> [What is expected]: Convert everything from the line containing "Give me the" down to the line containing "watermark: gdz.top (677, 336, 766, 366)", both included, into a two-column CSV with the columns text and answer. Give one row per record, put each field in quotes with its line breaks replaced by spaces, and leave out the pictures.

> [Data for the task]:
------------------------------------------------------------

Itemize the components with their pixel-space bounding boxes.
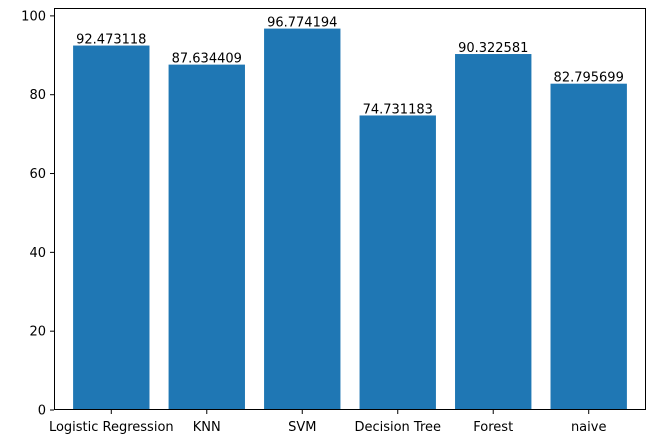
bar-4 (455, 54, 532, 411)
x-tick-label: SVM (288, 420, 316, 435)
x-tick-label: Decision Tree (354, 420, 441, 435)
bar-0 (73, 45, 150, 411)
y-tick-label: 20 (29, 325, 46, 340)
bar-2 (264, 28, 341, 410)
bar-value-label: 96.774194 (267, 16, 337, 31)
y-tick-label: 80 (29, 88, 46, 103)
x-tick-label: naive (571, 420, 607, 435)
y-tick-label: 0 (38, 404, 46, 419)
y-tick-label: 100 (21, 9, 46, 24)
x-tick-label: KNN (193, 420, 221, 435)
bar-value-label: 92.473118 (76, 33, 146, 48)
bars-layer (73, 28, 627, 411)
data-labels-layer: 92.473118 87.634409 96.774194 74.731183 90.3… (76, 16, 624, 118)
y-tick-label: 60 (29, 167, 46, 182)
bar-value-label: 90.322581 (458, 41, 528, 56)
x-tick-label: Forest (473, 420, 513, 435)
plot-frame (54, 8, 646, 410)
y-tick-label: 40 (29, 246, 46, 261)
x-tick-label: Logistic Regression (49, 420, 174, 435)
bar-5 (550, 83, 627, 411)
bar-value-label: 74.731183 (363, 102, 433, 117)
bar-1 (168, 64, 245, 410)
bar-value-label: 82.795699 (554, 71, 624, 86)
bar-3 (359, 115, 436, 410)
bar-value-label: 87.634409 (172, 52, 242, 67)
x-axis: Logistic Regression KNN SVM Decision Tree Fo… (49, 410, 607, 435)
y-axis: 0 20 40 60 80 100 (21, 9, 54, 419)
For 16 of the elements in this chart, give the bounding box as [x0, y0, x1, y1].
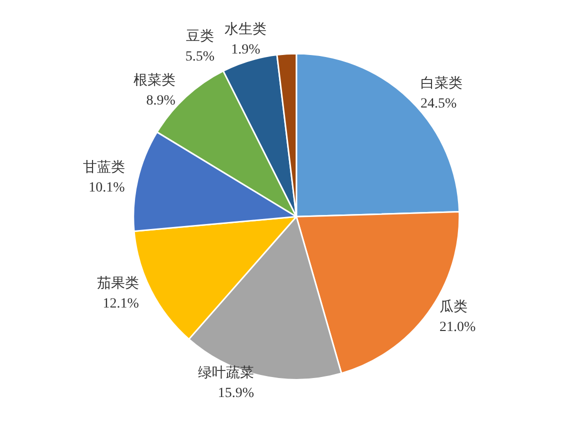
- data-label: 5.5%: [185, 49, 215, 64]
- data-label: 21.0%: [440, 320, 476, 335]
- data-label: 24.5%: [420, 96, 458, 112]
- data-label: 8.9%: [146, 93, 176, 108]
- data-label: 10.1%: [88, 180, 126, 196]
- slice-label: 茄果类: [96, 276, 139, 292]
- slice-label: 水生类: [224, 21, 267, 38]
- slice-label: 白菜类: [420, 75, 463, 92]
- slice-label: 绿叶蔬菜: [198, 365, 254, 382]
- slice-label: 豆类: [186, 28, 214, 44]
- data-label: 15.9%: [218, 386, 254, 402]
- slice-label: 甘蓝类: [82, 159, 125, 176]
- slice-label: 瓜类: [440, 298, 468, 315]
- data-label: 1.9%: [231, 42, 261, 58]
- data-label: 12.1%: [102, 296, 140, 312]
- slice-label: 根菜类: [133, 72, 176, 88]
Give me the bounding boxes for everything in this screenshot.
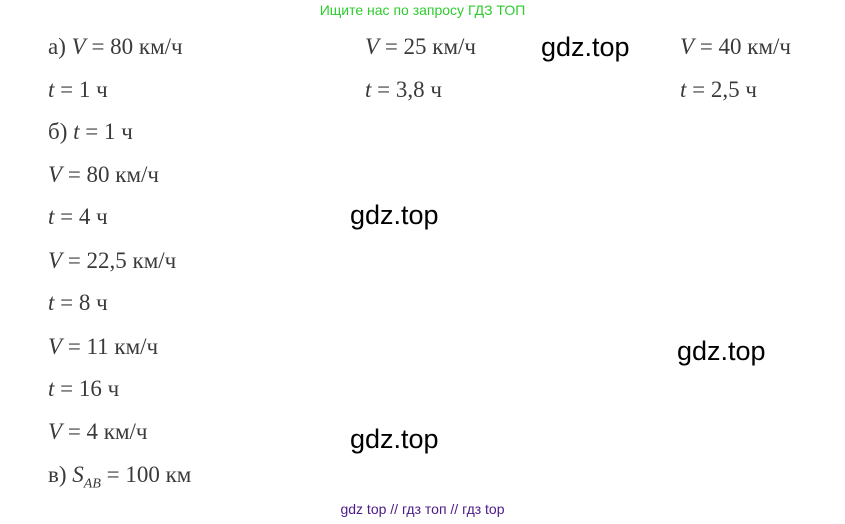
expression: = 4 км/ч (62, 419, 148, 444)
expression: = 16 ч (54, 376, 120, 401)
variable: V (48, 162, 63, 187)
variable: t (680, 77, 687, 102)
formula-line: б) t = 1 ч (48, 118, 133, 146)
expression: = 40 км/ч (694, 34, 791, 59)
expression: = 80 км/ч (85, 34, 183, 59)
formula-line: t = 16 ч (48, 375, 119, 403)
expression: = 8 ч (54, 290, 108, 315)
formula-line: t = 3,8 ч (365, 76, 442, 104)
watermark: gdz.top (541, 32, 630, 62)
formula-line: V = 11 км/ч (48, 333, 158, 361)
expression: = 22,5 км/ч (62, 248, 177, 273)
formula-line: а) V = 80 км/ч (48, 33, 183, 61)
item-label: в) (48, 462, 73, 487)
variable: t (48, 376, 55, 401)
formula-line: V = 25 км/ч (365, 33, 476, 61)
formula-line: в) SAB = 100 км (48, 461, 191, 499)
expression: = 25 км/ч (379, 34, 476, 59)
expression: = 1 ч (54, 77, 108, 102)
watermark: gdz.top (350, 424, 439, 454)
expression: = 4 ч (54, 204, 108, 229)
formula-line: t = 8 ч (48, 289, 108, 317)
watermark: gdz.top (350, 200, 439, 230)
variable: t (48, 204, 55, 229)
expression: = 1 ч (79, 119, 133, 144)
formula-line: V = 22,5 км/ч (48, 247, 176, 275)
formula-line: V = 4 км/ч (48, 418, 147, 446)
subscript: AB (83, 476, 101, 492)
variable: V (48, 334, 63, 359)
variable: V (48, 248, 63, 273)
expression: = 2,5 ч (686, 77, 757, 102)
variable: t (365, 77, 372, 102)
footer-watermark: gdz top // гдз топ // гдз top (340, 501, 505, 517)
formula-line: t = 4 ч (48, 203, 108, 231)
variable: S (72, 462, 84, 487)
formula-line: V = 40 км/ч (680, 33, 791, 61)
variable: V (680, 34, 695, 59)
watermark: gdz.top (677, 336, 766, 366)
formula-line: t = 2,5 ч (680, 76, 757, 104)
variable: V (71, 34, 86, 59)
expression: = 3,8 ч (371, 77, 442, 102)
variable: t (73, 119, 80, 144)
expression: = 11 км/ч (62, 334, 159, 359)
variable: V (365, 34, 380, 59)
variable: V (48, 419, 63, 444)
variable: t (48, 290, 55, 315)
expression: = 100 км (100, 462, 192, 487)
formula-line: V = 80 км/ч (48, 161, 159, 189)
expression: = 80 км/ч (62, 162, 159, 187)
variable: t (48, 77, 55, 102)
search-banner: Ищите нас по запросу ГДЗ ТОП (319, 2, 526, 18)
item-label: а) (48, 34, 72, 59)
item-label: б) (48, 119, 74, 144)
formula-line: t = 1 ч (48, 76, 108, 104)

------------------------------------------------------------

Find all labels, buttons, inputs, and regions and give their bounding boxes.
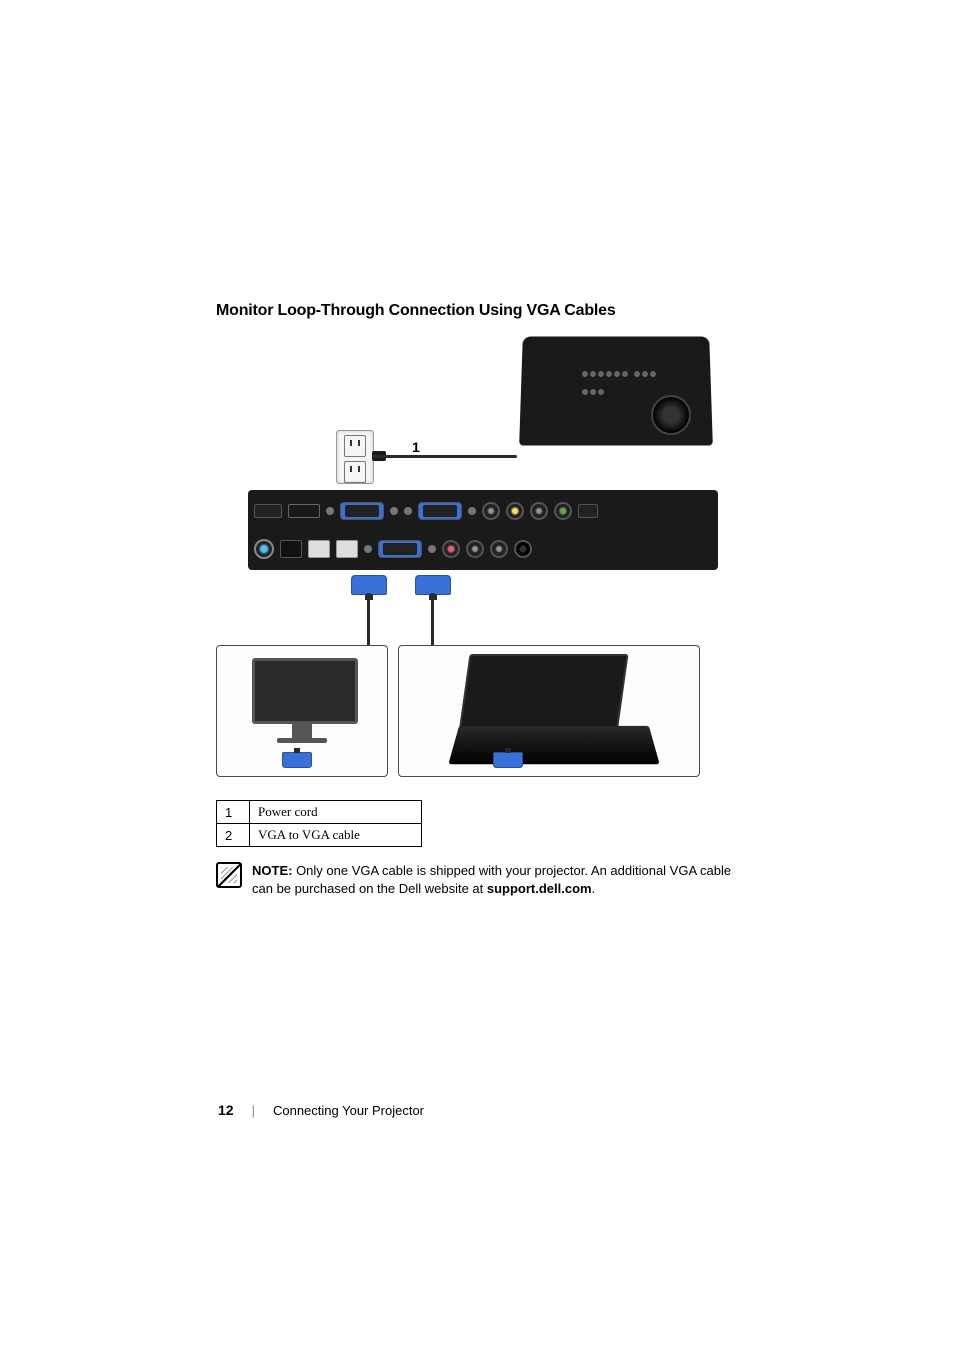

------------------------------------------------------------

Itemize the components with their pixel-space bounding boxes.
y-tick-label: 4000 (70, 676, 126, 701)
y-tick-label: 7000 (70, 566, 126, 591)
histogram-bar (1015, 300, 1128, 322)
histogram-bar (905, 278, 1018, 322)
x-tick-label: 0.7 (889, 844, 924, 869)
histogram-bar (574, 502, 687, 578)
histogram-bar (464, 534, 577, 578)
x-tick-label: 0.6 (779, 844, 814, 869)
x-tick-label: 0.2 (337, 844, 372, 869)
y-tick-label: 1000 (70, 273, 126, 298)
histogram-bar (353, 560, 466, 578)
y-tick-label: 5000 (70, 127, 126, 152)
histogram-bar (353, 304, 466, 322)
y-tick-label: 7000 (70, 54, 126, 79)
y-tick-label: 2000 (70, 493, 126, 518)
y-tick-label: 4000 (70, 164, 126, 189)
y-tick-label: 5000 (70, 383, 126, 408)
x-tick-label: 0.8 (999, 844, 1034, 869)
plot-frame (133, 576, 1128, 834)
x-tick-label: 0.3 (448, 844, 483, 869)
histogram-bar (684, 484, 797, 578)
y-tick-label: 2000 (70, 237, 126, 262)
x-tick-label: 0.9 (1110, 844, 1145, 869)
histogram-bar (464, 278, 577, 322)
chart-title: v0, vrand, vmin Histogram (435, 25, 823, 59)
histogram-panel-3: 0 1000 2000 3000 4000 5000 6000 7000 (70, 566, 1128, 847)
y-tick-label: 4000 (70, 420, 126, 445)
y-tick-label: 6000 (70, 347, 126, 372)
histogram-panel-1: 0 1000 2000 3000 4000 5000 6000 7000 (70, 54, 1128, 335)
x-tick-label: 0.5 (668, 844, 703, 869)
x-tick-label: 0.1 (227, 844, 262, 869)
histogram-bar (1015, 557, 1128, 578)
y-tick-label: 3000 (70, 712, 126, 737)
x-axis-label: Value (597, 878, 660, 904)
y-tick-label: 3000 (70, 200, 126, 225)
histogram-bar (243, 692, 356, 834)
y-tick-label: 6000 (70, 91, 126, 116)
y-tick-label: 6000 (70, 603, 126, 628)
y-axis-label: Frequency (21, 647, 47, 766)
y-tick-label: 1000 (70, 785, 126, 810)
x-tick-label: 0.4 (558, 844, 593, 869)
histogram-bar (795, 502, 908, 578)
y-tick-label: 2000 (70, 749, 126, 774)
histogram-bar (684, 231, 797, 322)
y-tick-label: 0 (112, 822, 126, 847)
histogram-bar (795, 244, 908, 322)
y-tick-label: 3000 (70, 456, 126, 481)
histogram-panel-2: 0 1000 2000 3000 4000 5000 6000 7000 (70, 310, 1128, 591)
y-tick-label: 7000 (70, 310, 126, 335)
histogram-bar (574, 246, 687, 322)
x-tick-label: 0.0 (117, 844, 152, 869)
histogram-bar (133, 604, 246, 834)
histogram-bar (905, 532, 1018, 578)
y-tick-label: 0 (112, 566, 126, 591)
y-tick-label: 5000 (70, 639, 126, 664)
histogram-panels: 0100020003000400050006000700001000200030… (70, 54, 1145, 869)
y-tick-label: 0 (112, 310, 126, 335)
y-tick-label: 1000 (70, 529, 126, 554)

------------------------------------------------------------

> [Task solution]:
text,answer
"Give me the bounding boxes for everything in this screenshot.","expression: = 4 км/ч (62, 419, 148, 444) expression: = 16 ч (54, 376, 120, 401) variable: V (48, 162, 63, 187) variable: t (680, 77, 687, 102) formula-line: б) t = 1 ч (48, 118, 133, 146) expression: = 40 км/ч (694, 34, 791, 59) expression: = 80 км/ч (85, 34, 183, 59) formula-line: t = 16 ч (48, 375, 119, 403) expression: = 8 ч (54, 290, 108, 315) formula-line: t = 3,8 ч (365, 76, 442, 104) watermark: gdz.top (541, 32, 630, 62) formula-line: V = 11 км/ч (48, 333, 158, 361) expression: = 22,5 км/ч (62, 248, 177, 273) formula-line: а) V = 80 км/ч (48, 33, 183, 61) item-label: в) (48, 462, 73, 487) variable: t (48, 376, 55, 401) formula-line: V = 25 км/ч (365, 33, 476, 61) formula-line: в) SAB = 100 км (48, 461, 191, 499) expression: = 25 км/ч (379, 34, 476, 59) expression: = 1 ч (54, 77, 108, 102) watermark: gdz.top (350, 424, 439, 454) expression: = 4 ч (54, 204, 108, 229) formula-line: t = 8 ч (48, 289, 108, 317) watermark: gdz.top (350, 200, 439, 230) variable: t (48, 204, 55, 229) expression: = 1 ч (79, 119, 133, 144) formula-line: V = 22,5 км/ч (48, 247, 176, 275) formula-line: V = 4 км/ч (48, 418, 147, 446) subscript: AB (83, 476, 101, 492) variable: V (48, 334, 63, 359) variable: V (48, 248, 63, 273) expression: = 2,5 ч (686, 77, 757, 102) variable: t (365, 77, 372, 102) footer-watermark: gdz top // гдз топ // гдз top (340, 501, 505, 517) formula-line: t = 4 ч (48, 203, 108, 231) variable: S (72, 462, 84, 487) formula-line: V = 40 км/ч (680, 33, 791, 61) variable: V (680, 34, 695, 59) watermark: gdz.top (677, 336, 766, 366)"